▶ **THE EXERCISE**:
Check each line of the material below for "label". Report how many have it, with no other words.

━━━━━ DATASET RECORDS ━━━━━

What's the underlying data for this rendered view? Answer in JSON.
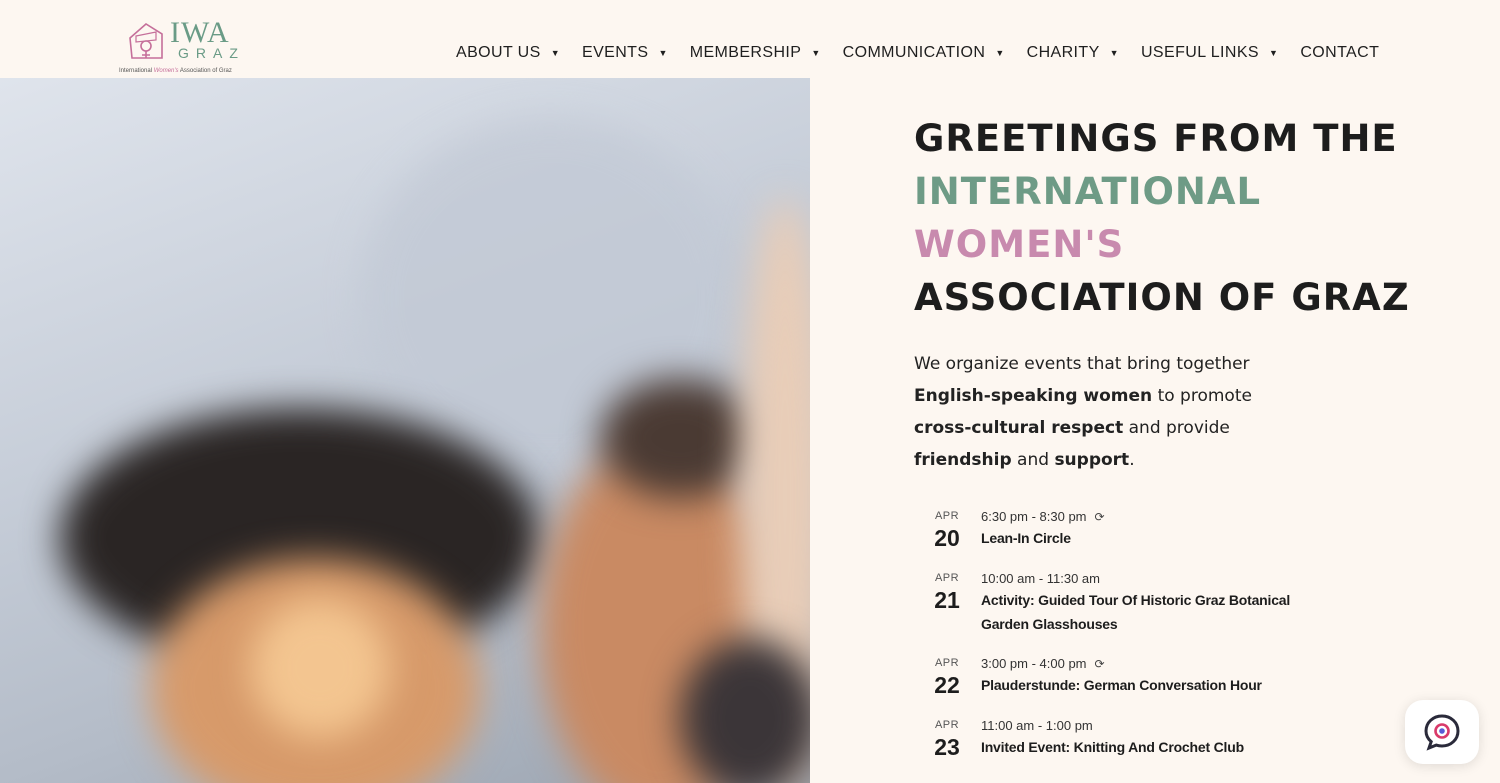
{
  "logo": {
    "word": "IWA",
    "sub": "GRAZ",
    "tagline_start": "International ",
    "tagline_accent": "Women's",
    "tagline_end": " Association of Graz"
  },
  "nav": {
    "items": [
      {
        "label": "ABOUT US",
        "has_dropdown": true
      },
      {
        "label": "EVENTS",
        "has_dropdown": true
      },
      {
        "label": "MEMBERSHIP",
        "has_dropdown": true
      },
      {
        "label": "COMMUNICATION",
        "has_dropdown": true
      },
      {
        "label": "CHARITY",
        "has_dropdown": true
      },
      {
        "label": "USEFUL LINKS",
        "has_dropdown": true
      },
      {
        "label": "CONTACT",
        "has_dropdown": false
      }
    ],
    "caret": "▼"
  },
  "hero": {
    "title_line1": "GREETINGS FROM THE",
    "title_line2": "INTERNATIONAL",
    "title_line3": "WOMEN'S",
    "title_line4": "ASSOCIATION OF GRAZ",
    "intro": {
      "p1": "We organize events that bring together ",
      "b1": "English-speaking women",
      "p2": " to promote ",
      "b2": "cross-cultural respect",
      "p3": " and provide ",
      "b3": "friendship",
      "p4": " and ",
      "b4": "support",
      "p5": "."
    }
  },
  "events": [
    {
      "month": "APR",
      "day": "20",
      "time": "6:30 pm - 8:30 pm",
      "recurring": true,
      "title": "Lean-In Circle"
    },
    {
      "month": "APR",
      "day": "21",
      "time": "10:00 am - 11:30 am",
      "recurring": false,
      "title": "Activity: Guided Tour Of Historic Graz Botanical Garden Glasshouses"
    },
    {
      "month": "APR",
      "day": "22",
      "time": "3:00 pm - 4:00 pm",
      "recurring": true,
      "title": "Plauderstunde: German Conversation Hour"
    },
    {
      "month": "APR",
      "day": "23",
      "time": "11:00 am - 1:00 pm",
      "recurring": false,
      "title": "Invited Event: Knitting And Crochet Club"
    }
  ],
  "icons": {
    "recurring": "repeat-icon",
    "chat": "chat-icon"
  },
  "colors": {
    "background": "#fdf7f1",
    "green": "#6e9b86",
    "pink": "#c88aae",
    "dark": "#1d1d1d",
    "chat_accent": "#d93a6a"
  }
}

━━━━━

▶ **WRITTEN REPLY**:
7